Check each line of the entries below for the string "lantern"; copy every line where it appears.

[Data entries]
╔══

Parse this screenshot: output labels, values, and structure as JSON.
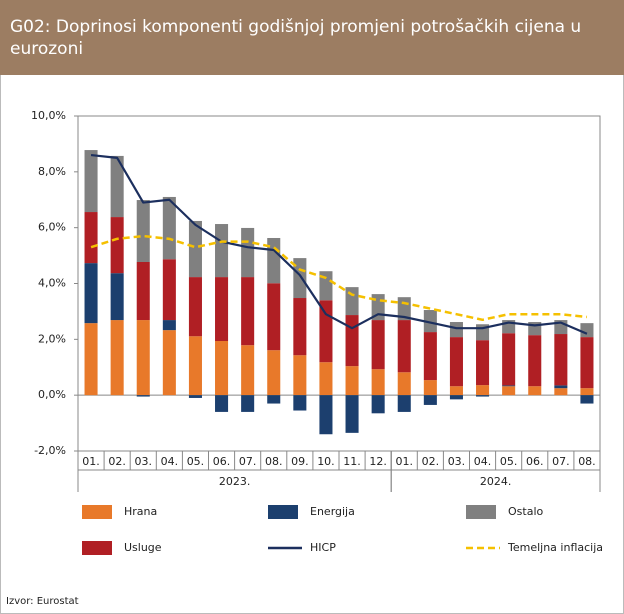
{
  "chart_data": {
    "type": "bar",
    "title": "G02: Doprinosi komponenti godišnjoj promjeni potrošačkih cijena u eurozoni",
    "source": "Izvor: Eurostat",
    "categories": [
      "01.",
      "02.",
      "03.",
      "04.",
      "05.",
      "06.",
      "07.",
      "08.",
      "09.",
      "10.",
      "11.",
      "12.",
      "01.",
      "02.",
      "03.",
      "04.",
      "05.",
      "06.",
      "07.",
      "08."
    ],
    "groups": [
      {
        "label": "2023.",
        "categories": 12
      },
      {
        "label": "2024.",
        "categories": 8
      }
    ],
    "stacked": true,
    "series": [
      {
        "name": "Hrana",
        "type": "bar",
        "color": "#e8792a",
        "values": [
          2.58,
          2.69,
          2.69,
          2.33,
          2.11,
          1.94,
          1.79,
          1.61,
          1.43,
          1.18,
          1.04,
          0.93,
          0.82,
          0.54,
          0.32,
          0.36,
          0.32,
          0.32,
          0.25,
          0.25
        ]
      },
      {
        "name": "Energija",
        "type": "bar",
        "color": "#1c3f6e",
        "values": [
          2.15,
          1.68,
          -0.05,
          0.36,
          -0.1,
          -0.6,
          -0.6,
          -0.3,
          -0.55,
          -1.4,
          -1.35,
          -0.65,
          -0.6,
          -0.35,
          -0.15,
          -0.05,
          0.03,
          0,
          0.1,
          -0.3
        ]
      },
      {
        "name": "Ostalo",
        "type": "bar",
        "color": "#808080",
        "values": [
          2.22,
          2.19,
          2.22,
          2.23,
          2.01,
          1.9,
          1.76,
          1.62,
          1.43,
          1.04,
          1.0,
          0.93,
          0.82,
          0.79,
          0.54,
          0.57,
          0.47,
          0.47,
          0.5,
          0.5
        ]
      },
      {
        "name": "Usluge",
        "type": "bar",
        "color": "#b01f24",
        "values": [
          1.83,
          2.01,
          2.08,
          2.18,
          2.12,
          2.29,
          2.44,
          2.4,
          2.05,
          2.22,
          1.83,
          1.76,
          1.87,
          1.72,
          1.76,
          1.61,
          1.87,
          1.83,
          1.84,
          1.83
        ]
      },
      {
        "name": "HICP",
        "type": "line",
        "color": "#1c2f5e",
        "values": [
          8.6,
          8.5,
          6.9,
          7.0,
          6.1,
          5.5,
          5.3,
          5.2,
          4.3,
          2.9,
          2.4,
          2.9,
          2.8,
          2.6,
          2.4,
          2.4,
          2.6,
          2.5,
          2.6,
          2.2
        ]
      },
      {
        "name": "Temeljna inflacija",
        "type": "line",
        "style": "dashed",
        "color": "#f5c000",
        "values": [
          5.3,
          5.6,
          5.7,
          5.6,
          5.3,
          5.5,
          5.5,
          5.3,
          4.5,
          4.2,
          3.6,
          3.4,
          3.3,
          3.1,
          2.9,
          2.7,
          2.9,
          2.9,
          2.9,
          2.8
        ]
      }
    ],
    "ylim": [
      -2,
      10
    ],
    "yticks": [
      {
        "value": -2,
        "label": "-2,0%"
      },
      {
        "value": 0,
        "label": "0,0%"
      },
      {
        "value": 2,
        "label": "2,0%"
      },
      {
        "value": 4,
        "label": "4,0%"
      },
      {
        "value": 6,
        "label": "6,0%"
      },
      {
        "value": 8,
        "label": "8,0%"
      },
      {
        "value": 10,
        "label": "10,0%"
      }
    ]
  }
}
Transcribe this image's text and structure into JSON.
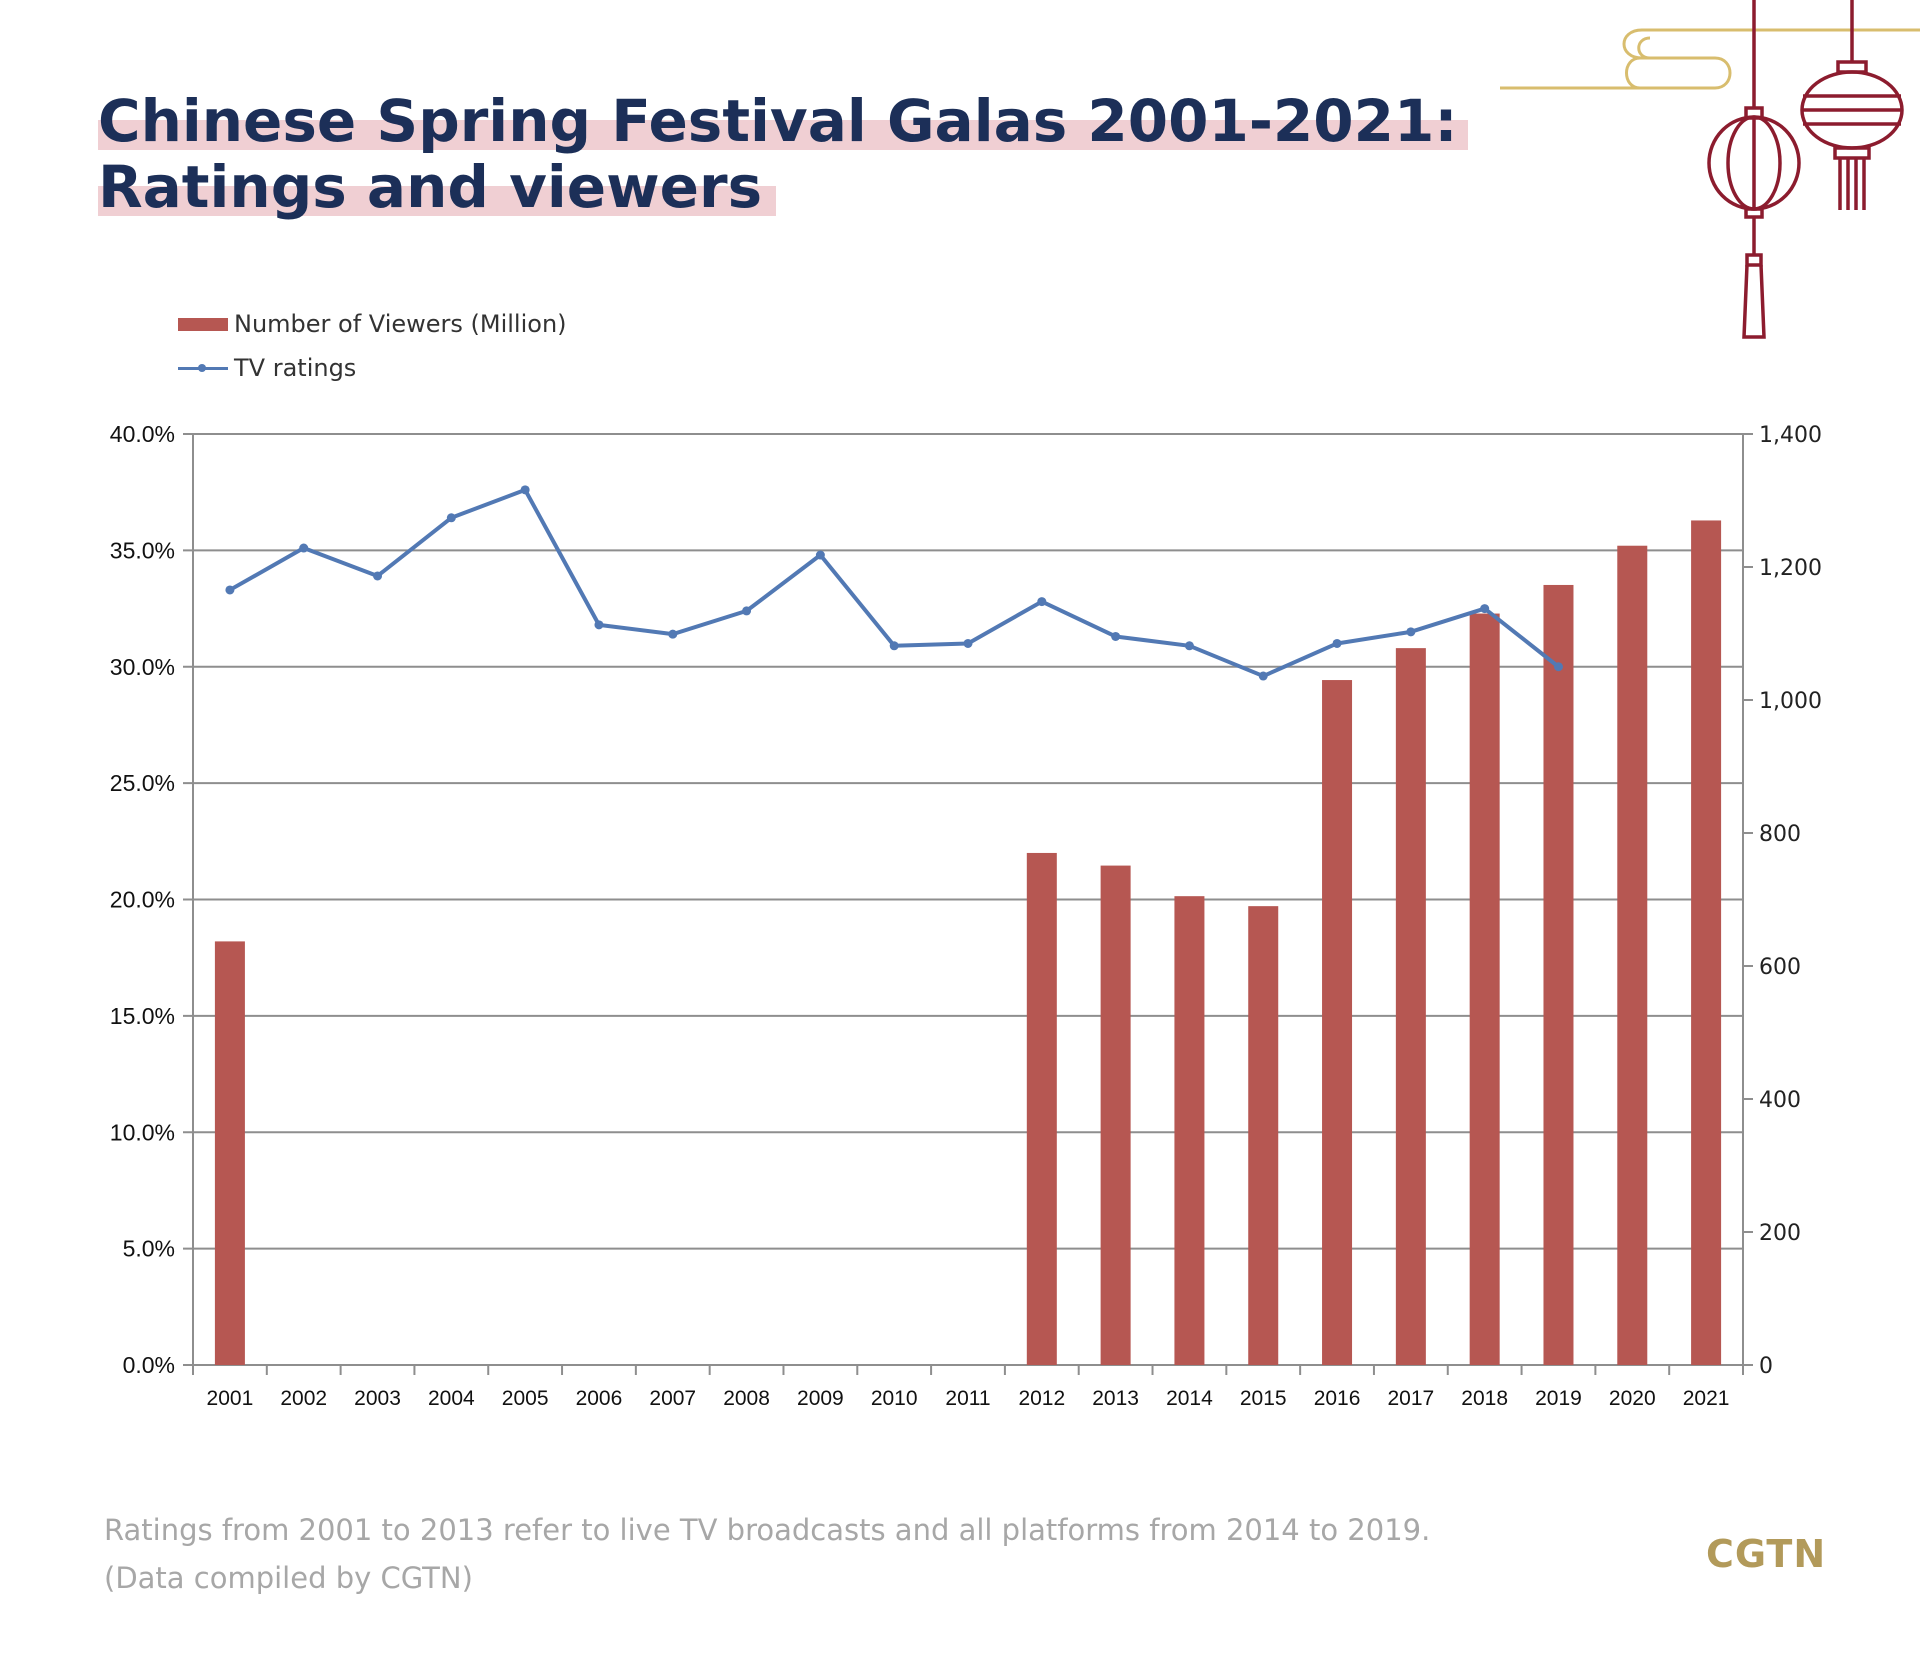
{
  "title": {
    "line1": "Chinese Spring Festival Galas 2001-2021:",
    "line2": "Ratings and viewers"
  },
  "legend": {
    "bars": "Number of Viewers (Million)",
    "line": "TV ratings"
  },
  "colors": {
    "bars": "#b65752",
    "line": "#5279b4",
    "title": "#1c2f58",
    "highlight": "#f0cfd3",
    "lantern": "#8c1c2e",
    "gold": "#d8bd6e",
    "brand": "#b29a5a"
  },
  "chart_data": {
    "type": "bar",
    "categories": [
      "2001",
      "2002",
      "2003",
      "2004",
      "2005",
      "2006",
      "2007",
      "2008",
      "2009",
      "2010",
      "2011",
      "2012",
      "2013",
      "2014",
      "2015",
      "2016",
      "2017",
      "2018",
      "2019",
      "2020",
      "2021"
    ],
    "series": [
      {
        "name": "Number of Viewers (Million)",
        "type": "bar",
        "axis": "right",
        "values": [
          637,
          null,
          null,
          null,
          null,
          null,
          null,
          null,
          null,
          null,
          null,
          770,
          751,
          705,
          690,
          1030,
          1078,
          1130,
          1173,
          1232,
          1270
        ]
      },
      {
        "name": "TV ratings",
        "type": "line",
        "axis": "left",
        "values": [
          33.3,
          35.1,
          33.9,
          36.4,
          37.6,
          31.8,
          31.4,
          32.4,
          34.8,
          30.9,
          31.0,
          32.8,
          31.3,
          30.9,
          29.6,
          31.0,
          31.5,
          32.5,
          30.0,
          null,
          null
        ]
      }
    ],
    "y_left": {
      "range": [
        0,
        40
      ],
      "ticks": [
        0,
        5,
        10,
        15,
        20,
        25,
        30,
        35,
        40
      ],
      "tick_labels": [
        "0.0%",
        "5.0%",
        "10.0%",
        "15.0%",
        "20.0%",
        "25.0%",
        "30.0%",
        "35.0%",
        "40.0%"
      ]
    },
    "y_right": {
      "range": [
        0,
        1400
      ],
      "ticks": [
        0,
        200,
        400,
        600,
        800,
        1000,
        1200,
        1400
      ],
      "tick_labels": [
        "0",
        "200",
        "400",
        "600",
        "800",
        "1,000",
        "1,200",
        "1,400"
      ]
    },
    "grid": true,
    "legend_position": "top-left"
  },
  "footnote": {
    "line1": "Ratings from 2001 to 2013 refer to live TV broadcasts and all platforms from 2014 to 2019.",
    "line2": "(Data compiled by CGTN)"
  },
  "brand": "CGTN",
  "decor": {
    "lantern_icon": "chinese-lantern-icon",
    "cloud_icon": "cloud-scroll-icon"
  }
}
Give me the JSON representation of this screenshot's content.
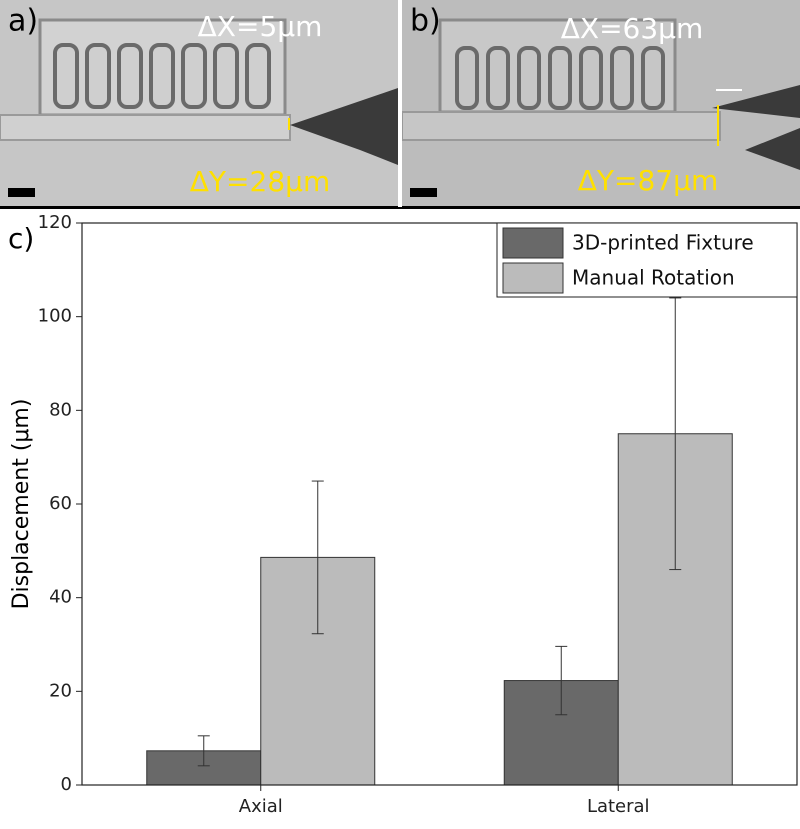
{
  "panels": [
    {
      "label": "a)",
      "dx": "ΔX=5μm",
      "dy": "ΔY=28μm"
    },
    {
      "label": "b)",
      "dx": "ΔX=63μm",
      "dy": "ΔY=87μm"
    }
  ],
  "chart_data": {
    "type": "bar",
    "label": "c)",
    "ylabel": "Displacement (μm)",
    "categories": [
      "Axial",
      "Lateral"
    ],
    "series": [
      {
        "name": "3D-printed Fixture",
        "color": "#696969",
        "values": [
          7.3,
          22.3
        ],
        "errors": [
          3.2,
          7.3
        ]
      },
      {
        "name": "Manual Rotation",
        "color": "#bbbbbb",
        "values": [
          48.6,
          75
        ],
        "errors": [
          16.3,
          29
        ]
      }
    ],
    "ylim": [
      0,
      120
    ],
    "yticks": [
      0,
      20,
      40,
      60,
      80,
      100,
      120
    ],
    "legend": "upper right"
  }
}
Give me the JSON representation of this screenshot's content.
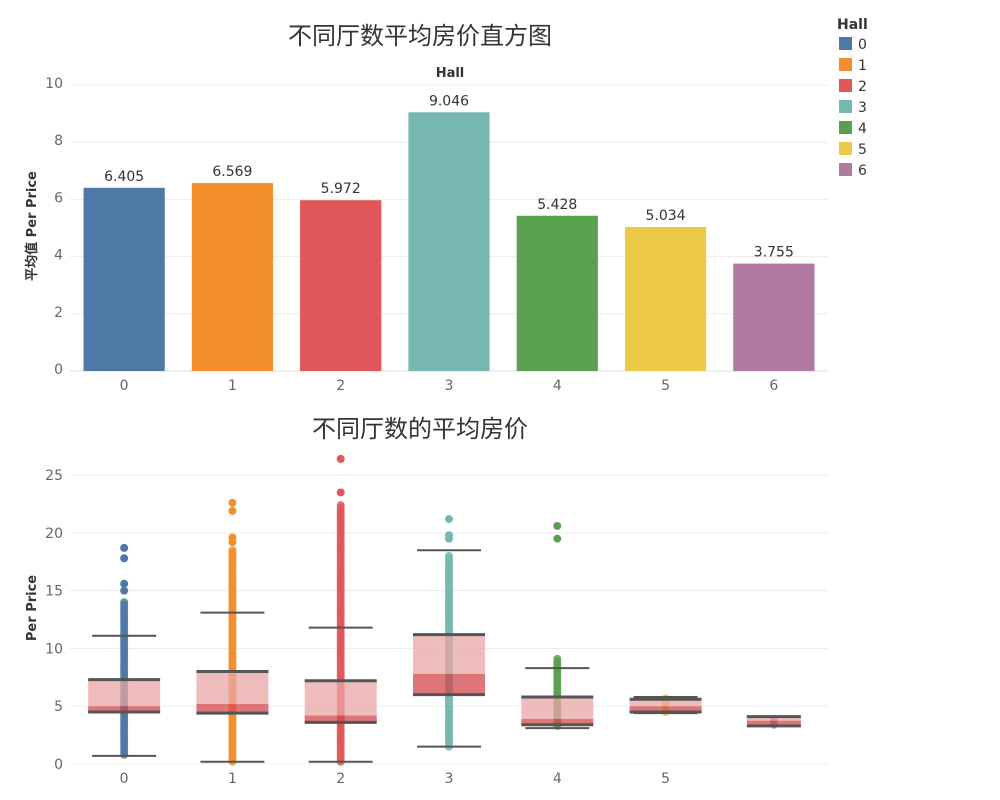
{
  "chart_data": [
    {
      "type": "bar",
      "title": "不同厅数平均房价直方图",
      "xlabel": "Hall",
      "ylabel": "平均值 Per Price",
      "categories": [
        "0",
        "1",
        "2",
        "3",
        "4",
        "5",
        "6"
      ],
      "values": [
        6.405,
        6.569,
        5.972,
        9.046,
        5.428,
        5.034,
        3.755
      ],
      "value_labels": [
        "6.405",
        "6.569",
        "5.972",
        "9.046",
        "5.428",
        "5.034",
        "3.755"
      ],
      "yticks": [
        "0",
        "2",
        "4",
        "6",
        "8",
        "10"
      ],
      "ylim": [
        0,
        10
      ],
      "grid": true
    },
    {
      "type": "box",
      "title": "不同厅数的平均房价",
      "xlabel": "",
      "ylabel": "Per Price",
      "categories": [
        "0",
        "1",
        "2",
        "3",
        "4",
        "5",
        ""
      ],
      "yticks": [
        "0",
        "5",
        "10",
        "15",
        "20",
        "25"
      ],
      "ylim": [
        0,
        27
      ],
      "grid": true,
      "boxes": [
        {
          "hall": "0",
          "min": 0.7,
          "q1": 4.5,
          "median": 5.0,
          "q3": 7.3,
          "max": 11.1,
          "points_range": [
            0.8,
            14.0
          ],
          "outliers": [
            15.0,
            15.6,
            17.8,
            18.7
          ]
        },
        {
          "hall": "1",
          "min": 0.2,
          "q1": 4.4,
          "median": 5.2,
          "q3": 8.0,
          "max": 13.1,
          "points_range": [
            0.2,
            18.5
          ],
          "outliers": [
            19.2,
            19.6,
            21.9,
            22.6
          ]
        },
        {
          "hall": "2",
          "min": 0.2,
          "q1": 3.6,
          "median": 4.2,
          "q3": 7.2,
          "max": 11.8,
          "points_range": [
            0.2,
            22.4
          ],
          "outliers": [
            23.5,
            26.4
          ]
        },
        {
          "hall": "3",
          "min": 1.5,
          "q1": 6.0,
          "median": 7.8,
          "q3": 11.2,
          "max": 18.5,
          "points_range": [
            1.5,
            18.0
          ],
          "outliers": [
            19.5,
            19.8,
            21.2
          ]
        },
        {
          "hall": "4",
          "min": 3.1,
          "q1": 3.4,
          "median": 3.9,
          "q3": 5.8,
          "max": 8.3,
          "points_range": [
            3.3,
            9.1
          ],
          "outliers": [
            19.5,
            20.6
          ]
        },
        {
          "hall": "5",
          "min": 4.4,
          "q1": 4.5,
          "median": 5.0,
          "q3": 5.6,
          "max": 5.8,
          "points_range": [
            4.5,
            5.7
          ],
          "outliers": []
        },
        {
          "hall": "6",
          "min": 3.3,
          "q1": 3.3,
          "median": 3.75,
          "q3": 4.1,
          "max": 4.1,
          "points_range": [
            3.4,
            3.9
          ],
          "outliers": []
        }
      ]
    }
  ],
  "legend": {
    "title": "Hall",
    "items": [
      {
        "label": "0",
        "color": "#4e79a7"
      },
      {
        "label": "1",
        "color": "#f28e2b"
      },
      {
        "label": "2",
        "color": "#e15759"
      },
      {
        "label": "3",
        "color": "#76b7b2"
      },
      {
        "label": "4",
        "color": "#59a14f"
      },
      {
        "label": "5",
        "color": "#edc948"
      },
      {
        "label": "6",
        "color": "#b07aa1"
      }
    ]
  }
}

╚══

Output of the task:
    "lantern": "#8c1c2e",
    "lantern_icon": "chinese-lantern-icon",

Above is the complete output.